"""

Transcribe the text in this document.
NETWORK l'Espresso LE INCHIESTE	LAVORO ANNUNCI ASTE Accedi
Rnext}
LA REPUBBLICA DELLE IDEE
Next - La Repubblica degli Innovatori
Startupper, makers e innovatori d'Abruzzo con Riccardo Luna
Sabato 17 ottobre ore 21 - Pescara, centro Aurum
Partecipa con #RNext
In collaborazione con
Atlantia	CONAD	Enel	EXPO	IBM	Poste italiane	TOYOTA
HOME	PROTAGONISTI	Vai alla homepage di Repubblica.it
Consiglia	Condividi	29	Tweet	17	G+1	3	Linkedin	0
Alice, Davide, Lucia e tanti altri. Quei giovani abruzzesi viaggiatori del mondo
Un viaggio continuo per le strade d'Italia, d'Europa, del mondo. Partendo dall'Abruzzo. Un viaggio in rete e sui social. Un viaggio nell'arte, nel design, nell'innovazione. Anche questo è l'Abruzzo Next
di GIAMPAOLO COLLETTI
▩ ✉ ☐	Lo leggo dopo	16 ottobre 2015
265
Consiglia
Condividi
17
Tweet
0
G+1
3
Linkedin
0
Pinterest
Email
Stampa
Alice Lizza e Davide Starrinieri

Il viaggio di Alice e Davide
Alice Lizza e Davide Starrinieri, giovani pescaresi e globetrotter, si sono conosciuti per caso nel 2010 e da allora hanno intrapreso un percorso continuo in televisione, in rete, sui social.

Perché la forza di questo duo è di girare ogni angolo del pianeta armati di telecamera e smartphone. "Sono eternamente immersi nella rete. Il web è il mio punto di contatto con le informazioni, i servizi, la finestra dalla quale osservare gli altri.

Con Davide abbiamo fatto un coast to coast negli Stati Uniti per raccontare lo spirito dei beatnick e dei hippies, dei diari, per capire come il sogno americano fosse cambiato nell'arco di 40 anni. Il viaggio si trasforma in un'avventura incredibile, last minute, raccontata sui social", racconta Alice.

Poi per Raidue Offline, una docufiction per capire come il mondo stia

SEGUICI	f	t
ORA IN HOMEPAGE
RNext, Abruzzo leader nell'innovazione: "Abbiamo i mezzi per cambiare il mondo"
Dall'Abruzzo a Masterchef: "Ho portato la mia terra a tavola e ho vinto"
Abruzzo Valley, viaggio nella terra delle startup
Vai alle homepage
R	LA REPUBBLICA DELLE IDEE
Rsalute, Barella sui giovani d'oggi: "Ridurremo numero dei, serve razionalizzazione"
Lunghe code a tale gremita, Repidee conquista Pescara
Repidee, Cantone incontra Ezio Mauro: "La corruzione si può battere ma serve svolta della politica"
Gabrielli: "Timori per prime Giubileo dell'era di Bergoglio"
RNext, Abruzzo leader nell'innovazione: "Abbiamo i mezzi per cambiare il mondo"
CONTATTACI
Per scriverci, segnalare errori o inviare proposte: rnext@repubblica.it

"""

** What you should do **
Using the data above, print every record exactly as shown.

** Correct response **
Transcribe the text in this document.
NETWORK l'Espresso LE INCHIESTE	LAVORO ANNUNCI ASTE Accedi
Rnext}
LA REPUBBLICA DELLE IDEE
Next - La Repubblica degli Innovatori
Startupper, makers e innovatori d'Abruzzo con Riccardo Luna
Sabato 17 ottobre ore 21 - Pescara, centro Aurum
Partecipa con #RNext
In collaborazione con
Atlantia	CONAD	Enel	EXPO	IBM	Poste italiane	TOYOTA
HOME	PROTAGONISTI	Vai alla homepage di Repubblica.it
Consiglia	Condividi	29	Tweet	17	G+1	3	Linkedin	0
Alice, Davide, Lucia e tanti altri. Quei giovani abruzzesi viaggiatori del mondo
Un viaggio continuo per le strade d'Italia, d'Europa, del mondo. Partendo dall'Abruzzo. Un viaggio in rete e sui social. Un viaggio nell'arte, nel design, nell'innovazione. Anche questo è l'Abruzzo Next
di GIAMPAOLO COLLETTI
▩ ✉ ☐	Lo leggo dopo	16 ottobre 2015
265
Consiglia
Condividi
17
Tweet
0
G+1
3
Linkedin
0
Pinterest
Email
Stampa
Alice Lizza e Davide Starrinieri

Il viaggio di Alice e Davide
Alice Lizza e Davide Starrinieri, giovani pescaresi e globetrotter, si sono conosciuti per caso nel 2010 e da allora hanno intrapreso un percorso continuo in televisione, in rete, sui social.

Perché la forza di questo duo è di girare ogni angolo del pianeta armati di telecamera e smartphone. "Sono eternamente immersi nella rete. Il web è il mio punto di contatto con le informazioni, i servizi, la finestra dalla quale osservare gli altri.

Con Davide abbiamo fatto un coast to coast negli Stati Uniti per raccontare lo spirito dei beatnick e dei hippies, dei diari, per capire come il sogno americano fosse cambiato nell'arco di 40 anni. Il viaggio si trasforma in un'avventura incredibile, last minute, raccontata sui social", racconta Alice.

Poi per Raidue Offline, una docufiction per capire come il mondo stia

SEGUICI	f	t
ORA IN HOMEPAGE
RNext, Abruzzo leader nell'innovazione: "Abbiamo i mezzi per cambiare il mondo"
Dall'Abruzzo a Masterchef: "Ho portato la mia terra a tavola e ho vinto"
Abruzzo Valley, viaggio nella terra delle startup
Vai alle homepage
R	LA REPUBBLICA DELLE IDEE
Rsalute, Barella sui giovani d'oggi: "Ridurremo numero dei, serve razionalizzazione"
Lunghe code a tale gremita, Repidee conquista Pescara
Repidee, Cantone incontra Ezio Mauro: "La corruzione si può battere ma serve svolta della politica"
Gabrielli: "Timori per prime Giubileo dell'era di Bergoglio"
RNext, Abruzzo leader nell'innovazione: "Abbiamo i mezzi per cambiare il mondo"
CONTATTACI
Per scriverci, segnalare errori o inviare proposte: rnext@repubblica.it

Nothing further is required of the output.